--- Begin ---
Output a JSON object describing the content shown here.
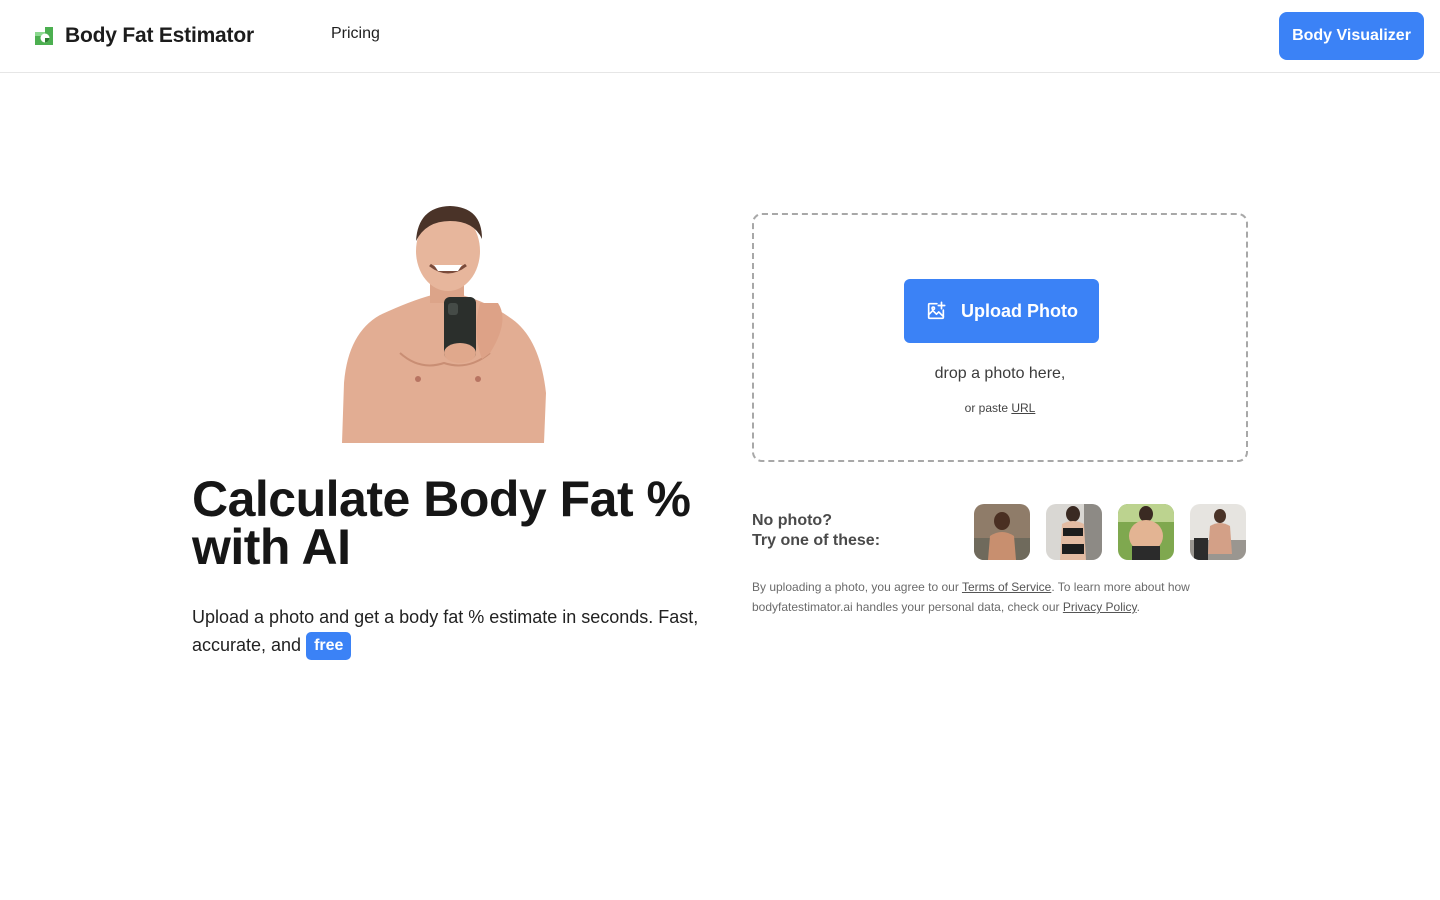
{
  "nav": {
    "brand": "Body Fat Estimator",
    "links": [
      "Pricing"
    ],
    "cta": "Body Visualizer"
  },
  "hero": {
    "title": "Calculate Body Fat % with AI",
    "subtitle": "Upload a photo and get a body fat % estimate in seconds. Fast, accurate, and",
    "badge": "free"
  },
  "upload": {
    "button": "Upload Photo",
    "drop_text": "drop a photo here,",
    "paste_prefix": "or paste",
    "paste_link": "URL"
  },
  "samples": {
    "label_line1": "No photo?",
    "label_line2": "Try one of these:"
  },
  "legal": {
    "part1": "By uploading a photo, you agree to our",
    "terms": "Terms of Service",
    "part2": ". To learn more about how bodyfatestimator.ai handles your personal data, check our",
    "privacy": "Privacy Policy",
    "part3": "."
  },
  "colors": {
    "accent": "#3b82f6",
    "logo_green": "#4caf50"
  },
  "icons": {
    "brand": "brand-logo-icon",
    "upload": "image-upload-icon"
  }
}
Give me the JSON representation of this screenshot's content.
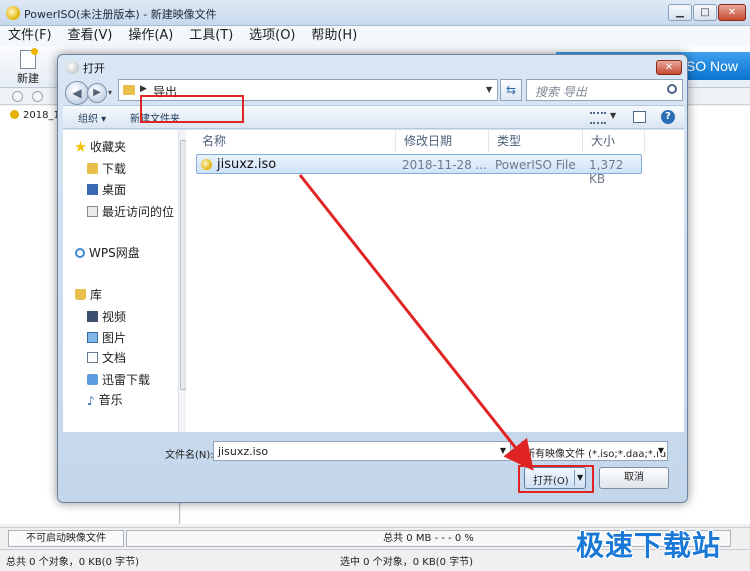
{
  "window": {
    "title": "PowerISO(未注册版本) - 新建映像文件",
    "min": "▁",
    "max": "□",
    "close": "✕"
  },
  "menu": [
    "文件(F)",
    "查看(V)",
    "操作(A)",
    "工具(T)",
    "选项(O)",
    "帮助(H)"
  ],
  "toolbar": {
    "new_label": "新建",
    "promo": "ISO Now"
  },
  "tree": {
    "item": "2018_1"
  },
  "dialog": {
    "title": "打开",
    "close": "✕",
    "address_path": "导出",
    "search_placeholder": "搜索 导出",
    "organize": "组织 ▾",
    "new_folder": "新建文件夹",
    "help": "?"
  },
  "nav": {
    "favorites": "收藏夹",
    "downloads": "下载",
    "desktop": "桌面",
    "recent": "最近访问的位",
    "wps": "WPS网盘",
    "library": "库",
    "videos": "视频",
    "pictures": "图片",
    "documents": "文档",
    "thunder": "迅雷下载",
    "music": "音乐"
  },
  "columns": {
    "name": "名称",
    "date": "修改日期",
    "type": "类型",
    "size": "大小"
  },
  "file": {
    "name": "jisuxz.iso",
    "date": "2018-11-28 ...",
    "type": "PowerISO File",
    "size": "1,372 KB"
  },
  "filename": {
    "label": "文件名(N):",
    "value": "jisuxz.iso"
  },
  "filetype": {
    "value": "所有映像文件 (*.iso;*.daa;*.ra"
  },
  "buttons": {
    "open": "打开(O)",
    "cancel": "取消"
  },
  "progress": {
    "boot": "不可启动映像文件",
    "total": "总共 0 MB    - - -  0 %"
  },
  "status": {
    "left": "总共 0 个对象，0 KB(0 字节)",
    "right": "选中 0 个对象，0 KB(0 字节)"
  },
  "watermark": "极速下载站",
  "colors": {
    "highlight": "#e02424",
    "accent": "#1a78d6"
  }
}
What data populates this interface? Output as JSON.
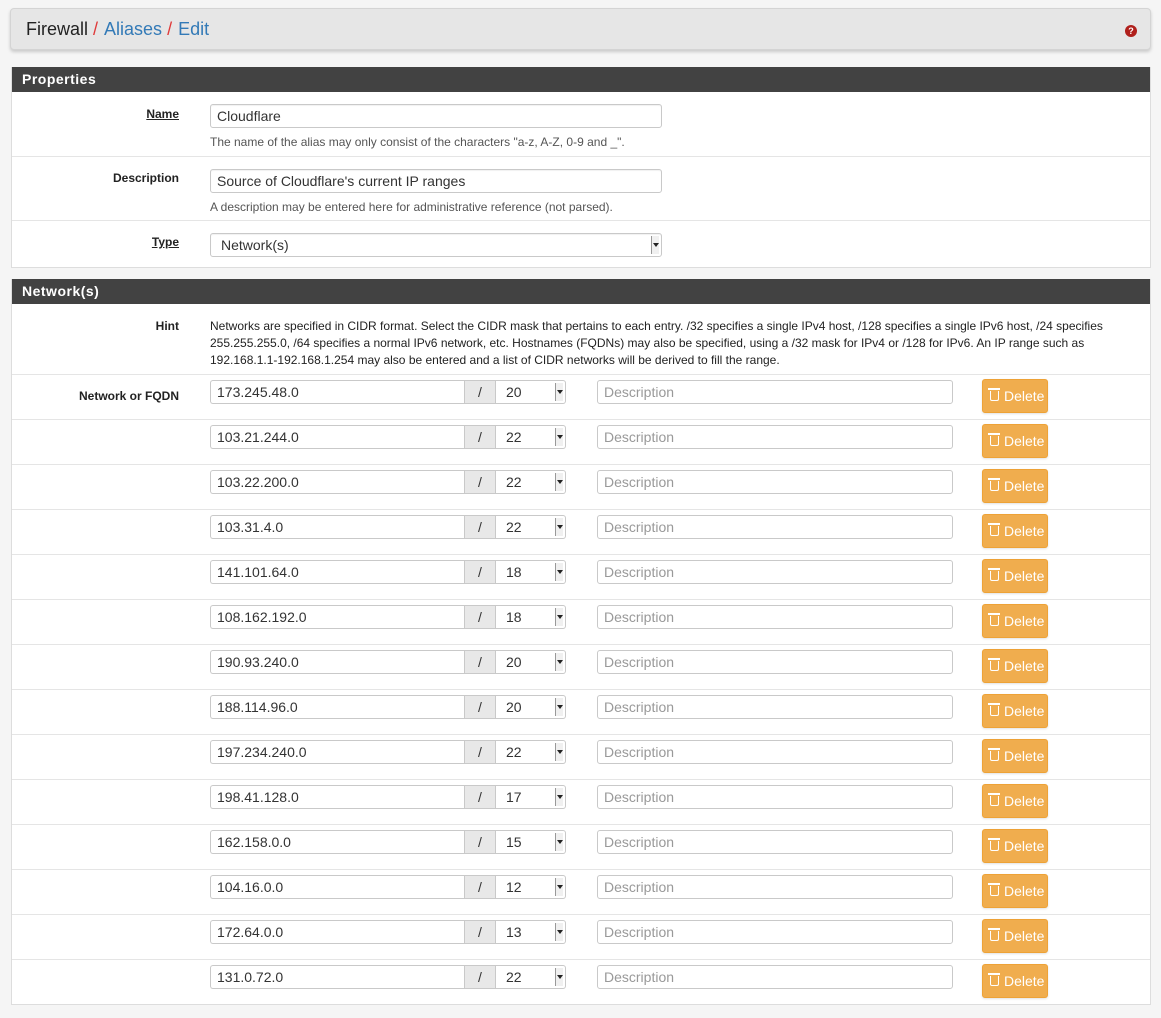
{
  "breadcrumb": {
    "items": [
      "Firewall",
      "Aliases",
      "Edit"
    ],
    "separator": "/"
  },
  "help_icon": "question-circle-icon",
  "properties": {
    "heading": "Properties",
    "name": {
      "label": "Name",
      "value": "Cloudflare",
      "help": "The name of the alias may only consist of the characters \"a-z, A-Z, 0-9 and _\"."
    },
    "description": {
      "label": "Description",
      "value": "Source of Cloudflare's current IP ranges",
      "help": "A description may be entered here for administrative reference (not parsed)."
    },
    "type": {
      "label": "Type",
      "value": "Network(s)"
    }
  },
  "networks": {
    "heading": "Network(s)",
    "hint_label": "Hint",
    "hint_line1": "Networks are specified in CIDR format. Select the CIDR mask that pertains to each entry. /32 specifies a single IPv4 host, /128 specifies a single IPv6 host, /24 specifies",
    "hint_line2": "255.255.255.0, /64 specifies a normal IPv6 network, etc. Hostnames (FQDNs) may also be specified, using a /32 mask for IPv4 or /128 for IPv6. An IP range such as",
    "hint_line3": "192.168.1.1-192.168.1.254 may also be entered and a list of CIDR networks will be derived to fill the range.",
    "row_label": "Network or FQDN",
    "slash": "/",
    "desc_placeholder": "Description",
    "delete_label": "Delete",
    "entries": [
      {
        "address": "173.245.48.0",
        "mask": "20"
      },
      {
        "address": "103.21.244.0",
        "mask": "22"
      },
      {
        "address": "103.22.200.0",
        "mask": "22"
      },
      {
        "address": "103.31.4.0",
        "mask": "22"
      },
      {
        "address": "141.101.64.0",
        "mask": "18"
      },
      {
        "address": "108.162.192.0",
        "mask": "18"
      },
      {
        "address": "190.93.240.0",
        "mask": "20"
      },
      {
        "address": "188.114.96.0",
        "mask": "20"
      },
      {
        "address": "197.234.240.0",
        "mask": "22"
      },
      {
        "address": "198.41.128.0",
        "mask": "17"
      },
      {
        "address": "162.158.0.0",
        "mask": "15"
      },
      {
        "address": "104.16.0.0",
        "mask": "12"
      },
      {
        "address": "172.64.0.0",
        "mask": "13"
      },
      {
        "address": "131.0.72.0",
        "mask": "22"
      }
    ]
  },
  "colors": {
    "accent_link": "#337ab7",
    "separator": "#e03a3a",
    "panel_heading": "#424242",
    "delete_button": "#f0ad4e"
  }
}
--- End ---
REQUIREMENT —
Every record is to be reproduced exactly, with no pictures included.

WRITTEN RESPONSE —
Output a JSON object describing the content shown here.
{
  "nav": {
    "brand": "Body Fat Estimator",
    "links": [
      "Pricing"
    ],
    "cta": "Body Visualizer"
  },
  "hero": {
    "title": "Calculate Body Fat % with AI",
    "subtitle": "Upload a photo and get a body fat % estimate in seconds. Fast, accurate, and",
    "badge": "free"
  },
  "upload": {
    "button": "Upload Photo",
    "drop_text": "drop a photo here,",
    "paste_prefix": "or paste",
    "paste_link": "URL"
  },
  "samples": {
    "label_line1": "No photo?",
    "label_line2": "Try one of these:"
  },
  "legal": {
    "part1": "By uploading a photo, you agree to our",
    "terms": "Terms of Service",
    "part2": ". To learn more about how bodyfatestimator.ai handles your personal data, check our",
    "privacy": "Privacy Policy",
    "part3": "."
  },
  "colors": {
    "accent": "#3b82f6",
    "logo_green": "#4caf50"
  },
  "icons": {
    "brand": "brand-logo-icon",
    "upload": "image-upload-icon"
  }
}
Give me the JSON representation of this screenshot's content.
{
  "window": {
    "title": "PowerISO(未注册版本) - 新建映像文件",
    "min": "▁",
    "max": "□",
    "close": "✕"
  },
  "menu": [
    "文件(F)",
    "查看(V)",
    "操作(A)",
    "工具(T)",
    "选项(O)",
    "帮助(H)"
  ],
  "toolbar": {
    "new_label": "新建",
    "promo": "ISO Now"
  },
  "tree": {
    "item": "2018_1"
  },
  "dialog": {
    "title": "打开",
    "close": "✕",
    "address_path": "导出",
    "search_placeholder": "搜索 导出",
    "organize": "组织 ▾",
    "new_folder": "新建文件夹",
    "help": "?"
  },
  "nav": {
    "favorites": "收藏夹",
    "downloads": "下载",
    "desktop": "桌面",
    "recent": "最近访问的位",
    "wps": "WPS网盘",
    "library": "库",
    "videos": "视频",
    "pictures": "图片",
    "documents": "文档",
    "thunder": "迅雷下载",
    "music": "音乐"
  },
  "columns": {
    "name": "名称",
    "date": "修改日期",
    "type": "类型",
    "size": "大小"
  },
  "file": {
    "name": "jisuxz.iso",
    "date": "2018-11-28 ...",
    "type": "PowerISO File",
    "size": "1,372 KB"
  },
  "filename": {
    "label": "文件名(N):",
    "value": "jisuxz.iso"
  },
  "filetype": {
    "value": "所有映像文件 (*.iso;*.daa;*.ra"
  },
  "buttons": {
    "open": "打开(O)",
    "cancel": "取消"
  },
  "progress": {
    "boot": "不可启动映像文件",
    "total": "总共 0 MB    - - -  0 %"
  },
  "status": {
    "left": "总共 0 个对象，0 KB(0 字节)",
    "right": "选中 0 个对象，0 KB(0 字节)"
  },
  "watermark": "极速下载站",
  "colors": {
    "highlight": "#e02424",
    "accent": "#1a78d6"
  }
}
What data populates this interface? Output as JSON.
{
  "breadcrumb": {
    "items": [
      "Firewall",
      "Aliases",
      "Edit"
    ],
    "separator": "/"
  },
  "help_icon": "question-circle-icon",
  "properties": {
    "heading": "Properties",
    "name": {
      "label": "Name",
      "value": "Cloudflare",
      "help": "The name of the alias may only consist of the characters \"a-z, A-Z, 0-9 and _\"."
    },
    "description": {
      "label": "Description",
      "value": "Source of Cloudflare's current IP ranges",
      "help": "A description may be entered here for administrative reference (not parsed)."
    },
    "type": {
      "label": "Type",
      "value": "Network(s)"
    }
  },
  "networks": {
    "heading": "Network(s)",
    "hint_label": "Hint",
    "hint_line1": "Networks are specified in CIDR format. Select the CIDR mask that pertains to each entry. /32 specifies a single IPv4 host, /128 specifies a single IPv6 host, /24 specifies",
    "hint_line2": "255.255.255.0, /64 specifies a normal IPv6 network, etc. Hostnames (FQDNs) may also be specified, using a /32 mask for IPv4 or /128 for IPv6. An IP range such as",
    "hint_line3": "192.168.1.1-192.168.1.254 may also be entered and a list of CIDR networks will be derived to fill the range.",
    "row_label": "Network or FQDN",
    "slash": "/",
    "desc_placeholder": "Description",
    "delete_label": "Delete",
    "entries": [
      {
        "address": "173.245.48.0",
        "mask": "20"
      },
      {
        "address": "103.21.244.0",
        "mask": "22"
      },
      {
        "address": "103.22.200.0",
        "mask": "22"
      },
      {
        "address": "103.31.4.0",
        "mask": "22"
      },
      {
        "address": "141.101.64.0",
        "mask": "18"
      },
      {
        "address": "108.162.192.0",
        "mask": "18"
      },
      {
        "address": "190.93.240.0",
        "mask": "20"
      },
      {
        "address": "188.114.96.0",
        "mask": "20"
      },
      {
        "address": "197.234.240.0",
        "mask": "22"
      },
      {
        "address": "198.41.128.0",
        "mask": "17"
      },
      {
        "address": "162.158.0.0",
        "mask": "15"
      },
      {
        "address": "104.16.0.0",
        "mask": "12"
      },
      {
        "address": "172.64.0.0",
        "mask": "13"
      },
      {
        "address": "131.0.72.0",
        "mask": "22"
      }
    ]
  },
  "colors": {
    "accent_link": "#337ab7",
    "separator": "#e03a3a",
    "panel_heading": "#424242",
    "delete_button": "#f0ad4e"
  }
}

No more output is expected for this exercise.